**Set problem:** Find the lines below that contain the word "Partner" and count them. Only the number should be given.

(Collected data)
--- BEGIN ---
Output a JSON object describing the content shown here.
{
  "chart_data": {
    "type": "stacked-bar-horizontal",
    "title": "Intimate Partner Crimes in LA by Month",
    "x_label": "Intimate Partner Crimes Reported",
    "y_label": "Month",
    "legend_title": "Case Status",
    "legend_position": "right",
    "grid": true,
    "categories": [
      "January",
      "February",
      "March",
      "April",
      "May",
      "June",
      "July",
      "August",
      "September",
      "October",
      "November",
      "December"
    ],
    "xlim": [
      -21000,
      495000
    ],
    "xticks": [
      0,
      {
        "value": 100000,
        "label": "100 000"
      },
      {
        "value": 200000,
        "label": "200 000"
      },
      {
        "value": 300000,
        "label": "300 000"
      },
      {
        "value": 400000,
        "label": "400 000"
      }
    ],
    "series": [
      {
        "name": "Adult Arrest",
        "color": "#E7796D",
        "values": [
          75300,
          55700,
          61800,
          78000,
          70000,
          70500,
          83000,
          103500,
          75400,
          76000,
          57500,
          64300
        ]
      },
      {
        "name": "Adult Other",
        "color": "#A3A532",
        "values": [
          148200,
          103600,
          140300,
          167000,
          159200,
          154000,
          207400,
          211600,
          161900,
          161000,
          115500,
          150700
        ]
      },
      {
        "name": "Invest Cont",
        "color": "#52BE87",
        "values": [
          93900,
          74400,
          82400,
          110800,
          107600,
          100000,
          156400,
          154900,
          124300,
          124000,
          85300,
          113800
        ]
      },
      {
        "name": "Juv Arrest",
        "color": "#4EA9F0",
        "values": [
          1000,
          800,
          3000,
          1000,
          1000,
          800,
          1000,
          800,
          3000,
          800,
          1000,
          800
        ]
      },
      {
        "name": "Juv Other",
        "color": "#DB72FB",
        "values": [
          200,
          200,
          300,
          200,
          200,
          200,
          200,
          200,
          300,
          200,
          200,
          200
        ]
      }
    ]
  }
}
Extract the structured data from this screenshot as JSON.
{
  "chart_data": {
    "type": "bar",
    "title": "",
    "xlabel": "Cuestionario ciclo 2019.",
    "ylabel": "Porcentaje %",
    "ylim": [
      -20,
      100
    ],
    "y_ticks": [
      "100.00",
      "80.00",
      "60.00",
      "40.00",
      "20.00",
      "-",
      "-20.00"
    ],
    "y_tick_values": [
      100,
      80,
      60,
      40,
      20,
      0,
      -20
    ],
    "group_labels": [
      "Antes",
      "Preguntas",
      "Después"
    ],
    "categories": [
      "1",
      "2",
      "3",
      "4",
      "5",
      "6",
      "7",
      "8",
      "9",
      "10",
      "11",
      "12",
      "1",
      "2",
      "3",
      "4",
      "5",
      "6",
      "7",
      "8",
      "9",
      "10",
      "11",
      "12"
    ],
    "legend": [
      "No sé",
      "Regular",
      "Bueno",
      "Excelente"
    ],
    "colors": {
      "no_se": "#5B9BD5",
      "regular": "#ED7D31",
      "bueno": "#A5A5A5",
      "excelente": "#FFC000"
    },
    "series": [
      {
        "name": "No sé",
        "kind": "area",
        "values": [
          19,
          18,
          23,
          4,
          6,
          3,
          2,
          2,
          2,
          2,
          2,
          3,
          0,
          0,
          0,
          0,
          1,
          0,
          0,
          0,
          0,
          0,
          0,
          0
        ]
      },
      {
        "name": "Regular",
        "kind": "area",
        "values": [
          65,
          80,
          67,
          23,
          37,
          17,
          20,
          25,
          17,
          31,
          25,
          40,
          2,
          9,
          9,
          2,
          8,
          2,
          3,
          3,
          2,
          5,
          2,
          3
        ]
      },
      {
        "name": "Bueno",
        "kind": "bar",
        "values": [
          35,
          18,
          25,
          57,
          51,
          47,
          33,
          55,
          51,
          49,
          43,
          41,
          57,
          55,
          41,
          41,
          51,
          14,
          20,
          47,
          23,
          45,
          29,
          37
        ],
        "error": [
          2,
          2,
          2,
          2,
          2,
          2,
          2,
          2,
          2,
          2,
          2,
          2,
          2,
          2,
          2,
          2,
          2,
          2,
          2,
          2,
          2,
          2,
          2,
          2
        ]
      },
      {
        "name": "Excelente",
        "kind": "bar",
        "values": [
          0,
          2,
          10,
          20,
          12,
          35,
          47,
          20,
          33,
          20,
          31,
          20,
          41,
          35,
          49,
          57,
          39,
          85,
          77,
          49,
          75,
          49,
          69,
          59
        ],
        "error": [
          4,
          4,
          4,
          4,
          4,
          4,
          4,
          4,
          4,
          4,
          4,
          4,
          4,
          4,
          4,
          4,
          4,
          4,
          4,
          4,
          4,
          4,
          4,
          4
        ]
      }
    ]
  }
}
--- END ---
**Response for this exercise:** 2